** start of Provided material **
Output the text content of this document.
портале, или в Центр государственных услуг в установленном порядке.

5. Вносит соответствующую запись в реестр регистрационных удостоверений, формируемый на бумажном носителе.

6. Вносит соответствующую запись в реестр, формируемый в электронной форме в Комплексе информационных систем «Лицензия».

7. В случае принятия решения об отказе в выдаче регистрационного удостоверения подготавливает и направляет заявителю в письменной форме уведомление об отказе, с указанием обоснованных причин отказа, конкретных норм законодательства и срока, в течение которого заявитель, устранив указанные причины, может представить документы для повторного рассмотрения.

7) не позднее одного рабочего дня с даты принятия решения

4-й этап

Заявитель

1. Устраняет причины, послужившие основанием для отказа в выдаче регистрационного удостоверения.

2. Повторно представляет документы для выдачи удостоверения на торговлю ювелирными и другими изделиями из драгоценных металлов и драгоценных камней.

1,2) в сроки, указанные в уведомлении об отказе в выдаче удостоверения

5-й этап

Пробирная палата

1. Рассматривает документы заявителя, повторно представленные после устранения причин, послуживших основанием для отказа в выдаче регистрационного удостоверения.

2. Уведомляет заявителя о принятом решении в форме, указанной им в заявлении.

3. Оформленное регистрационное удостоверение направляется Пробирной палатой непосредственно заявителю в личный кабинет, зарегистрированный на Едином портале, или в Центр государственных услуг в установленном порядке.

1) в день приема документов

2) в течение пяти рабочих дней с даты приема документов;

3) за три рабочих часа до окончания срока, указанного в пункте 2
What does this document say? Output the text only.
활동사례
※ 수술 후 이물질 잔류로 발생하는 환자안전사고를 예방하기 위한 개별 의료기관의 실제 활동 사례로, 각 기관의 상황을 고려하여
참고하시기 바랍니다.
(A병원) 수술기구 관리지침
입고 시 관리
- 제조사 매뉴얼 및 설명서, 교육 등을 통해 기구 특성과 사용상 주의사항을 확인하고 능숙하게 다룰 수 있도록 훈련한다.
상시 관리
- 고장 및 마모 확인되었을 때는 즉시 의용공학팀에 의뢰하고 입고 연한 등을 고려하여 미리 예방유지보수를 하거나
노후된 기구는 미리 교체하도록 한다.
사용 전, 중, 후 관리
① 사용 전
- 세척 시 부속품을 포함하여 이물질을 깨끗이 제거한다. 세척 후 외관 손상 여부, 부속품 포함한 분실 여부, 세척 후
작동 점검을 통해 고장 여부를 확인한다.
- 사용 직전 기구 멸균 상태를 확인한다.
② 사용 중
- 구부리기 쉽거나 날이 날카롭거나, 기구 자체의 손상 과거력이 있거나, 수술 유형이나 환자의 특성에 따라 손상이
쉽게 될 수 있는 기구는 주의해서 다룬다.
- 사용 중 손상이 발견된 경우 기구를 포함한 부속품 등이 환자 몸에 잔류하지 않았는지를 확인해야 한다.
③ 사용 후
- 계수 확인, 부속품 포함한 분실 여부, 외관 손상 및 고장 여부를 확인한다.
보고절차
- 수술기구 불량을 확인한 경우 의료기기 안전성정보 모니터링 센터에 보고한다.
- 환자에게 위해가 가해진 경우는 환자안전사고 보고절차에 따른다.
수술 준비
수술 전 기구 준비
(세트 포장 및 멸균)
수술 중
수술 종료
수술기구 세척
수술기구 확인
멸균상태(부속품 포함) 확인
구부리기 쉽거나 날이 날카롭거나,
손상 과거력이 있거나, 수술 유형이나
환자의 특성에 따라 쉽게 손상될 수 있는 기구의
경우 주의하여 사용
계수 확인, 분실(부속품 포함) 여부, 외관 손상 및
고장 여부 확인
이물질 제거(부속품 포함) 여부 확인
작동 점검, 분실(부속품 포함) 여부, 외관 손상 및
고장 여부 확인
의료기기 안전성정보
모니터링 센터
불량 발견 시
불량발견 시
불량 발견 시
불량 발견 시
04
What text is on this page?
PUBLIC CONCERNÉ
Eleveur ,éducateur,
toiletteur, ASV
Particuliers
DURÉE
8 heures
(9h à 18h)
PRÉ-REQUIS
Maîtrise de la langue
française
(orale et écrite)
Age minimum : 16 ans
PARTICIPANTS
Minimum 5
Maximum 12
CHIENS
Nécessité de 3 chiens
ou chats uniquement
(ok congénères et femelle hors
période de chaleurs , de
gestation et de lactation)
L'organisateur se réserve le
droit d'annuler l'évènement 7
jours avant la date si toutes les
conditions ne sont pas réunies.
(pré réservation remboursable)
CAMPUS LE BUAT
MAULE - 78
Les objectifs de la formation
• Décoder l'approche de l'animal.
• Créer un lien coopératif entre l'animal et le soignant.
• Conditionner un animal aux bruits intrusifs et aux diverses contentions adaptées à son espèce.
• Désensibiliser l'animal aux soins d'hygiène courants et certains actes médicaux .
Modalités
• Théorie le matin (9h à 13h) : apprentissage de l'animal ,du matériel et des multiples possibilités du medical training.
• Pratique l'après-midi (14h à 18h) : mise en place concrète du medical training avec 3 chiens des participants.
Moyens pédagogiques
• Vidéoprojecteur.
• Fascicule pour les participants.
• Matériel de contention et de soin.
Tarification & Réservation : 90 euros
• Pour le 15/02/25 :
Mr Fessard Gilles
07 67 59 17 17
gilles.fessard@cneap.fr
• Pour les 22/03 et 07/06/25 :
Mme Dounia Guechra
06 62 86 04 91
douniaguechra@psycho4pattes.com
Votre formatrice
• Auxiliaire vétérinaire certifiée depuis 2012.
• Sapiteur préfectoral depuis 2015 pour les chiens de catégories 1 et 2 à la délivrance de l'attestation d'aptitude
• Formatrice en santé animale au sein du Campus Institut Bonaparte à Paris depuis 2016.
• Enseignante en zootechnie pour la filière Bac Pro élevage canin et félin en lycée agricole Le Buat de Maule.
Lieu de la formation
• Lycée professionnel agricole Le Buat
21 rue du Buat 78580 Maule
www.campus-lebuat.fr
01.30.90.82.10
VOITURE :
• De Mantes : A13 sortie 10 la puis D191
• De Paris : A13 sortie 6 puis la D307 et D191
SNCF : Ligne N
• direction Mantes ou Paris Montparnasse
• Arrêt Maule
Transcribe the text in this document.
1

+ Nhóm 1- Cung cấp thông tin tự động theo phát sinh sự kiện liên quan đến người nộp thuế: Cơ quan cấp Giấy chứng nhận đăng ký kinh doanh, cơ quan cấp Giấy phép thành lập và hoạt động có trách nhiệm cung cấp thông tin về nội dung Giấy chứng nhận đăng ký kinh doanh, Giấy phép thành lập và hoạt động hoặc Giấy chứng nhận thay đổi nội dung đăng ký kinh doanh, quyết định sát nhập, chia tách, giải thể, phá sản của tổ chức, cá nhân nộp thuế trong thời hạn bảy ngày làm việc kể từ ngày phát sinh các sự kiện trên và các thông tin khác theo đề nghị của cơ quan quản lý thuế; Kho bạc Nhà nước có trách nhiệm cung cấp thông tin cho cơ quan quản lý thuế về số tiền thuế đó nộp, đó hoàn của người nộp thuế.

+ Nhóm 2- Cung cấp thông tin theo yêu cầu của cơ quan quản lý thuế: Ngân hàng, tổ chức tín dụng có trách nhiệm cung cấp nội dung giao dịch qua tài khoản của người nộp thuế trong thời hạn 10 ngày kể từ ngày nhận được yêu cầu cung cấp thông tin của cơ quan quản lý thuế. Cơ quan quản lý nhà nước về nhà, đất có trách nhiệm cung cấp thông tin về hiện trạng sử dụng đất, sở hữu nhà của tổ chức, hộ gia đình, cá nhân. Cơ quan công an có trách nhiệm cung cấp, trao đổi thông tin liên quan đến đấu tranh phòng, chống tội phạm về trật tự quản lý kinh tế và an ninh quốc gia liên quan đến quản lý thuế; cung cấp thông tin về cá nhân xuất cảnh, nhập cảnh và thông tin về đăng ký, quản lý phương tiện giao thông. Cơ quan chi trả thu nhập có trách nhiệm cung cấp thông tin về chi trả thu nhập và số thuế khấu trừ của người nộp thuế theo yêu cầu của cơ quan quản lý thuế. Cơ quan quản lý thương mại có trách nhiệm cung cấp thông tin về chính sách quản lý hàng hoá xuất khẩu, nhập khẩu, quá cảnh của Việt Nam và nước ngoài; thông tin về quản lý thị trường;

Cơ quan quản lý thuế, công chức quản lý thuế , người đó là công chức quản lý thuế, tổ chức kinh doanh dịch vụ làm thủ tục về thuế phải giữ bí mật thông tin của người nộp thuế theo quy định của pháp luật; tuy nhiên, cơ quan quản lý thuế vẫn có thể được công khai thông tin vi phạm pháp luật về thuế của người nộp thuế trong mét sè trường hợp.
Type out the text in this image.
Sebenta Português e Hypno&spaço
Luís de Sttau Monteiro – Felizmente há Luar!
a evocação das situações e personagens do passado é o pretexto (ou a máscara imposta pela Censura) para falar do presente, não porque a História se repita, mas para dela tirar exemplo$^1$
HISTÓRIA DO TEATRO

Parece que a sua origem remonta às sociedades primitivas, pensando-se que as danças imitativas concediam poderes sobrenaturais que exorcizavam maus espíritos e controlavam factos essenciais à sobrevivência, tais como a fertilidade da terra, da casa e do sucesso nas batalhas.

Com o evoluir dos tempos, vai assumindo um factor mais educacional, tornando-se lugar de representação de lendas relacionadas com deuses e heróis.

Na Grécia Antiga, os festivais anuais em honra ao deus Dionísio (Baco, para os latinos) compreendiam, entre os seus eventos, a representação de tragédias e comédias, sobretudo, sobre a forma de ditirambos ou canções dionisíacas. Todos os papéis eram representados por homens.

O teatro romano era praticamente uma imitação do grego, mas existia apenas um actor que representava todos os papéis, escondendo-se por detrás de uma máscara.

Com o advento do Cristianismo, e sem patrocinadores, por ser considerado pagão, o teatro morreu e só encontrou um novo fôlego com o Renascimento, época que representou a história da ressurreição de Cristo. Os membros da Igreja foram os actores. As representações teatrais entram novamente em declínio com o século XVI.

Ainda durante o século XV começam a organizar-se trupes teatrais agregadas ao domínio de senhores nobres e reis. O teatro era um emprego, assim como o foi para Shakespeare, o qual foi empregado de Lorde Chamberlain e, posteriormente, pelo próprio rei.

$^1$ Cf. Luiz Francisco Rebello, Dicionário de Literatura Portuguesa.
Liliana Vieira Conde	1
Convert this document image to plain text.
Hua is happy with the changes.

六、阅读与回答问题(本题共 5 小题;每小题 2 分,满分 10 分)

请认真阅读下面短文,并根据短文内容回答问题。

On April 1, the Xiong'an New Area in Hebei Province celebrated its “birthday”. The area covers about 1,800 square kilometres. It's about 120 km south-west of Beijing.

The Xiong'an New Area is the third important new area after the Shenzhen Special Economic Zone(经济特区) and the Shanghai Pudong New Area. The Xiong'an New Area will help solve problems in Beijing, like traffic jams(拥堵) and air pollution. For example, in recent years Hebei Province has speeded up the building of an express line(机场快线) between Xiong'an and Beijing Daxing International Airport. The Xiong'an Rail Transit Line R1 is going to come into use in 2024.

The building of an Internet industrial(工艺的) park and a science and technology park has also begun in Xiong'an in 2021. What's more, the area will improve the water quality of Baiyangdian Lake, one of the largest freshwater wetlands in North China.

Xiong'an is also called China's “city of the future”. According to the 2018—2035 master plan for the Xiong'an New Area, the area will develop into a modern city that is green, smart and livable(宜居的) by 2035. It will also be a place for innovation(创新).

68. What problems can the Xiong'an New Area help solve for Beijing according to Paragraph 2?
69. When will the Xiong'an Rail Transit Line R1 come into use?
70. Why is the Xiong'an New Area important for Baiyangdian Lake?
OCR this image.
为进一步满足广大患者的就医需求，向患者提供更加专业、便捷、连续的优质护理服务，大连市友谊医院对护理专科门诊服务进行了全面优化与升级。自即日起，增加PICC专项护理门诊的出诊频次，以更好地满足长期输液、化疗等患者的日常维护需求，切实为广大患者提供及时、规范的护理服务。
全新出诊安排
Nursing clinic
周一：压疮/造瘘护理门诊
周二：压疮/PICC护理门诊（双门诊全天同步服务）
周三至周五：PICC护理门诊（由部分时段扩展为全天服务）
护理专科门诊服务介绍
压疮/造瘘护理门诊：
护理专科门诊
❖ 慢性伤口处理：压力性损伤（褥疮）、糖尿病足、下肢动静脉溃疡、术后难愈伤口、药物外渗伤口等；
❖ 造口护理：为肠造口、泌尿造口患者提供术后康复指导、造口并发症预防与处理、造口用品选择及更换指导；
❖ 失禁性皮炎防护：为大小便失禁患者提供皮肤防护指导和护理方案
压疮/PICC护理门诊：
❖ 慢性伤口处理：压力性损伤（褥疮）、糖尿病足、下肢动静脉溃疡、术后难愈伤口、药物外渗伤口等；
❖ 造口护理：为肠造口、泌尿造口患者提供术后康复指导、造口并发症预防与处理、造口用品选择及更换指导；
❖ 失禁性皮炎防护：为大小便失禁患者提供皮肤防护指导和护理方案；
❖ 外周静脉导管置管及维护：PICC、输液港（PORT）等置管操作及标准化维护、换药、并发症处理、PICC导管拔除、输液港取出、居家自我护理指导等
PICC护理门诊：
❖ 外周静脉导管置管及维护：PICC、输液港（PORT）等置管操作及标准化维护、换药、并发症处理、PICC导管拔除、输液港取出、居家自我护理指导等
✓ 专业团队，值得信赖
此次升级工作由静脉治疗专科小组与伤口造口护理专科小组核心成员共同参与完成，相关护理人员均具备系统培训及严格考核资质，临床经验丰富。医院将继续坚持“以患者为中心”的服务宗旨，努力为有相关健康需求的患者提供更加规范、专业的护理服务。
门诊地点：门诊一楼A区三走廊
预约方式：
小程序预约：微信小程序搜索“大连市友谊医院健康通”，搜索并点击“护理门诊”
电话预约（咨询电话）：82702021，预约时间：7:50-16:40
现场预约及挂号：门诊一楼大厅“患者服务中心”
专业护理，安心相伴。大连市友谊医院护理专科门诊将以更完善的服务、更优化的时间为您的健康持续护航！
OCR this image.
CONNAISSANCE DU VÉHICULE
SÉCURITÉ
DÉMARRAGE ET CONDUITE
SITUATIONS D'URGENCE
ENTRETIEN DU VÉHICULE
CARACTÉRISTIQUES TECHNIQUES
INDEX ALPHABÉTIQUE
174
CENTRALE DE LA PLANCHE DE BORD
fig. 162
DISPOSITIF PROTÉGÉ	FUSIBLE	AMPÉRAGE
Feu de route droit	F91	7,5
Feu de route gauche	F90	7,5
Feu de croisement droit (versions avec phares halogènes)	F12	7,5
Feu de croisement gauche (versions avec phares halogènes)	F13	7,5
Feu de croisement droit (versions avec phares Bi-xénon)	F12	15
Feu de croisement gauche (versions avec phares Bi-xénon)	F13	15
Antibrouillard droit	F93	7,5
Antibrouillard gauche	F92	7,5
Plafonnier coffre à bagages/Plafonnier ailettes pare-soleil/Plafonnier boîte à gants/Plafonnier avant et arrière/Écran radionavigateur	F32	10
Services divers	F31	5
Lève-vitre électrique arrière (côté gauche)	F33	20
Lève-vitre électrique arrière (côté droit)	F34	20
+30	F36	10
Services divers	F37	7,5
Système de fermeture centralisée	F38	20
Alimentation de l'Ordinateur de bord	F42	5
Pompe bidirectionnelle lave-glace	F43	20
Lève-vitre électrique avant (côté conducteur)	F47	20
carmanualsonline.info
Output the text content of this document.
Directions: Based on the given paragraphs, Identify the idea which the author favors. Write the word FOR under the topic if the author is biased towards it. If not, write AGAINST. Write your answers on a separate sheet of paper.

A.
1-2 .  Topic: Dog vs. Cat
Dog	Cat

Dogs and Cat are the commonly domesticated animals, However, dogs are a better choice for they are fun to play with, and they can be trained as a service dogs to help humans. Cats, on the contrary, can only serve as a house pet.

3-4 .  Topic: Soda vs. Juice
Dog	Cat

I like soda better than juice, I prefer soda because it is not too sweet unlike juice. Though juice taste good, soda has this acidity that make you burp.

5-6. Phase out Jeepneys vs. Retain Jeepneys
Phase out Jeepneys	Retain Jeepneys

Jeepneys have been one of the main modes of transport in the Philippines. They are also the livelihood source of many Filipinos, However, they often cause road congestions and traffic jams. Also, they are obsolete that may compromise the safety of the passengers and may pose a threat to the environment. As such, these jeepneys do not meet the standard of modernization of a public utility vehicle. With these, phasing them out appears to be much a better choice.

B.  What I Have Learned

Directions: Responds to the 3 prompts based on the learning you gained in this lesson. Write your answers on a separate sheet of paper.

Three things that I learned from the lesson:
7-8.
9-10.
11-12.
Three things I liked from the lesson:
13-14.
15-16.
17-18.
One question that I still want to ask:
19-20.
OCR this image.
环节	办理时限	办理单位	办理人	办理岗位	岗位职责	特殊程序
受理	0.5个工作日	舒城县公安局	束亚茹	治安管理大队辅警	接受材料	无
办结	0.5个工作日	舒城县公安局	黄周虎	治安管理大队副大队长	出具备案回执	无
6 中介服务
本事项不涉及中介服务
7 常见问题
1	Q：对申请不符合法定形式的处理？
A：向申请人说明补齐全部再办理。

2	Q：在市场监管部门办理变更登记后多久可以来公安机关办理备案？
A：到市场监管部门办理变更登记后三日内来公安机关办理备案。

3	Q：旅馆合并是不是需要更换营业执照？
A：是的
** end of Provided material **
◆ Your instructions ◆
Copy every line of the data that holds the string "срока".

◆ Output for this task ◆
7. В случае принятия решения об отказе в выдаче регистрационного удостоверения подготавливает и направляет заявителю в письменной форме уведомление об отказе, с указанием обоснованных причин отказа, конкретных норм законодательства и срока, в течение которого заявитель, устранив указанные причины, может представить документы для повторного рассмотрения.
3) за три рабочих часа до окончания срока, указанного в пункте 2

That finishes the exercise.